WRITTEN TASK :: Of the lines in the listing, how many include the string "Frequency"? Write the number and nothing else.

ENTRIES ::
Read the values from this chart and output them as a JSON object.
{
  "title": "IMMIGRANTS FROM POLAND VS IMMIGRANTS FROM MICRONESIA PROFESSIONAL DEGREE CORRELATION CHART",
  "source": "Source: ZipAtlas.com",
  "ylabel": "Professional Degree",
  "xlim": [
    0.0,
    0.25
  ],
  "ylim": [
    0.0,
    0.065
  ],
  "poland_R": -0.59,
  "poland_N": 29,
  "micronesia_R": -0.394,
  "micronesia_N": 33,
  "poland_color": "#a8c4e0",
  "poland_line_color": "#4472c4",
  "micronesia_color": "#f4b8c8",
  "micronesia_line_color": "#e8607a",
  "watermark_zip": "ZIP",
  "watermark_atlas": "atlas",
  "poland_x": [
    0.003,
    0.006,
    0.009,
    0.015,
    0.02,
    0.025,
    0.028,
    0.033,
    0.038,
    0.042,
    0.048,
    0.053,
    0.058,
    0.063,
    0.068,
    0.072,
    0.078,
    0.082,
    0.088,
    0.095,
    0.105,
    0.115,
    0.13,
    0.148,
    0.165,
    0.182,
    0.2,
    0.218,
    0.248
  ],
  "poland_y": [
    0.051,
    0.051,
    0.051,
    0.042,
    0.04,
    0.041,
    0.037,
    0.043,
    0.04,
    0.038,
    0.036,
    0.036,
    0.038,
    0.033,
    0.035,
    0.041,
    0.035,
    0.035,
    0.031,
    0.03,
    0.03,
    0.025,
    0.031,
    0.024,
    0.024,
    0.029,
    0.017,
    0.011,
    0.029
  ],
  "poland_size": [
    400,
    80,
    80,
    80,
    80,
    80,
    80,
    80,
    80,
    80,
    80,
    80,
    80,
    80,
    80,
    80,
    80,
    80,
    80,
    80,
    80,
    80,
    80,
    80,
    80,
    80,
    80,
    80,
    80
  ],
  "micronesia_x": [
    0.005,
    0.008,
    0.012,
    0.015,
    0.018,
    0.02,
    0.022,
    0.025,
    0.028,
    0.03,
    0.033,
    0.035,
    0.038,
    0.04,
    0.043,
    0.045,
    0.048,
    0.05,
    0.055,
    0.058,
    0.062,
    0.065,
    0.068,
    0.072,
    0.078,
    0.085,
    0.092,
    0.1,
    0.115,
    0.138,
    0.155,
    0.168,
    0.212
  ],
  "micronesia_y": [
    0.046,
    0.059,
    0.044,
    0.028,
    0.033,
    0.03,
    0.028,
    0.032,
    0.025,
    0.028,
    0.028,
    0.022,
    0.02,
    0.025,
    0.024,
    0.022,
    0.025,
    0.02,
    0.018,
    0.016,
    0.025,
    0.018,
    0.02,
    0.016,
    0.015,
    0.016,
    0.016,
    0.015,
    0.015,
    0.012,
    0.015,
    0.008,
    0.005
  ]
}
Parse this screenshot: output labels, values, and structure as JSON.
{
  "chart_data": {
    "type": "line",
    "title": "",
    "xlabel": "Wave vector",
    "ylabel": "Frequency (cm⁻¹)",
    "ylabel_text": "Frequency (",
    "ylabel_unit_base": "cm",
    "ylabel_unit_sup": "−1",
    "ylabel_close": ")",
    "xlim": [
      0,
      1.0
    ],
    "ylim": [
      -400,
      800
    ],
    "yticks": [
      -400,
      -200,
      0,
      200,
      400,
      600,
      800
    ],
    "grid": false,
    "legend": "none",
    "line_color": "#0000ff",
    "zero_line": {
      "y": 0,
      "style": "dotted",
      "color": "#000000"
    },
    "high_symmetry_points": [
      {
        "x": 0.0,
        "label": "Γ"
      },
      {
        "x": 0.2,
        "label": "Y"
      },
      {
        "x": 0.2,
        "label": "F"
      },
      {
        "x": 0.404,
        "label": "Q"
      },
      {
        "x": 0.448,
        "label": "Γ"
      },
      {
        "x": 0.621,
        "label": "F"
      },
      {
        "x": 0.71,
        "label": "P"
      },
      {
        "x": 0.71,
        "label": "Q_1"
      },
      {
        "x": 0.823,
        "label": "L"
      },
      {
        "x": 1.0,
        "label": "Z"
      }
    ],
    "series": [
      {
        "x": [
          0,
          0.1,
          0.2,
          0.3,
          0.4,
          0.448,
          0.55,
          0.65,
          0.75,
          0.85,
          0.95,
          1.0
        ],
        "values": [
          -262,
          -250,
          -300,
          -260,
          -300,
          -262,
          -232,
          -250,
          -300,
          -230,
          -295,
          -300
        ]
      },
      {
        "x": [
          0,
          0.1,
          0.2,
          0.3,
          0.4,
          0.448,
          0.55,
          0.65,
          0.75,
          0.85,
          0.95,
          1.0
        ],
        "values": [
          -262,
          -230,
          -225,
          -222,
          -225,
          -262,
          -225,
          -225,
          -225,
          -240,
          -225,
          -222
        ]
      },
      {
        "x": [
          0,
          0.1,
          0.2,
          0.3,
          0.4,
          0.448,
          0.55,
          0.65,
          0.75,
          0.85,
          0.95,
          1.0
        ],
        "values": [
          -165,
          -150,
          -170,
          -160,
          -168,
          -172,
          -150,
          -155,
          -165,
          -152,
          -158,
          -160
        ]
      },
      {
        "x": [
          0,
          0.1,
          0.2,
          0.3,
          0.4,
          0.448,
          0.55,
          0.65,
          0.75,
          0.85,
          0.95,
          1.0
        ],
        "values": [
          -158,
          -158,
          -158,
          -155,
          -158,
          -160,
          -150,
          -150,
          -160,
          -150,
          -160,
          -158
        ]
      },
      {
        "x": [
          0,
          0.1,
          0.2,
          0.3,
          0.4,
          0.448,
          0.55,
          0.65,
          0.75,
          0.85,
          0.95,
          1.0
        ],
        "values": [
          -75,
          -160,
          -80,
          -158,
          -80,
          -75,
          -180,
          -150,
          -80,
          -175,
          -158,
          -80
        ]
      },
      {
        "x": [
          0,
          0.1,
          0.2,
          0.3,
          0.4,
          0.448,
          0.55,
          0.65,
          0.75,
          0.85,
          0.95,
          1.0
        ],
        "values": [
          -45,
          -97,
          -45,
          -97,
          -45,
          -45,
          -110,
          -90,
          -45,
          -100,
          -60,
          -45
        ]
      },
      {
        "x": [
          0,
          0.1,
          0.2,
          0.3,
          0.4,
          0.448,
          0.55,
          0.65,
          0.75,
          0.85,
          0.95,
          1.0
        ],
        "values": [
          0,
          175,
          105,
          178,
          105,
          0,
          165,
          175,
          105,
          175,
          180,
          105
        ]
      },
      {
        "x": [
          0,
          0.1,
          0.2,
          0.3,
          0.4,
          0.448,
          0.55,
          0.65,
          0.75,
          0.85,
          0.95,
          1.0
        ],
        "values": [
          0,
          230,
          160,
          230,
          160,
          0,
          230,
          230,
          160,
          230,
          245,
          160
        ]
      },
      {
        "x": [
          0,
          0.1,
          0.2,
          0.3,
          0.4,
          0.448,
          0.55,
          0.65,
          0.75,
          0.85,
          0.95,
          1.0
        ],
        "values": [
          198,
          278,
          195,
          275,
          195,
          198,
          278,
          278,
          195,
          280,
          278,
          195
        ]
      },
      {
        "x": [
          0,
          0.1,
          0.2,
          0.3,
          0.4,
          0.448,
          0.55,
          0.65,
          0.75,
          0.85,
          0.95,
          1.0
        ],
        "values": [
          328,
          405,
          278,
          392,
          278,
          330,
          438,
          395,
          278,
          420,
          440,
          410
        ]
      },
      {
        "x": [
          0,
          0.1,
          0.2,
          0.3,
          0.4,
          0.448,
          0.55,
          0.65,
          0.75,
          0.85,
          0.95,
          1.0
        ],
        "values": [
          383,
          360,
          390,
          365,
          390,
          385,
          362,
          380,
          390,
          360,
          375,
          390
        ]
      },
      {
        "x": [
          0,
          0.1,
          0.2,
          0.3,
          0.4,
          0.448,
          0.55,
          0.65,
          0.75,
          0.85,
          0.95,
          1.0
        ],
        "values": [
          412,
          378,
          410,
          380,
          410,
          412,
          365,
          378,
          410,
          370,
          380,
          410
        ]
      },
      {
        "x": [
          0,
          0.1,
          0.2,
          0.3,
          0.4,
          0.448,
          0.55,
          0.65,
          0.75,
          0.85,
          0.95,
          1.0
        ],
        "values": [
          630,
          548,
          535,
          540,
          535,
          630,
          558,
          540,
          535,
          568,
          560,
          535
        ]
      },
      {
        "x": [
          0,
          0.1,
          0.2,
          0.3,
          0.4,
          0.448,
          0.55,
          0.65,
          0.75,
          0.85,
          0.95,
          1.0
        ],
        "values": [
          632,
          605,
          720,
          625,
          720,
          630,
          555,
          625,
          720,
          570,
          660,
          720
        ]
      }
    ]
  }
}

RESPONSE TO THE EXERCISE :: 2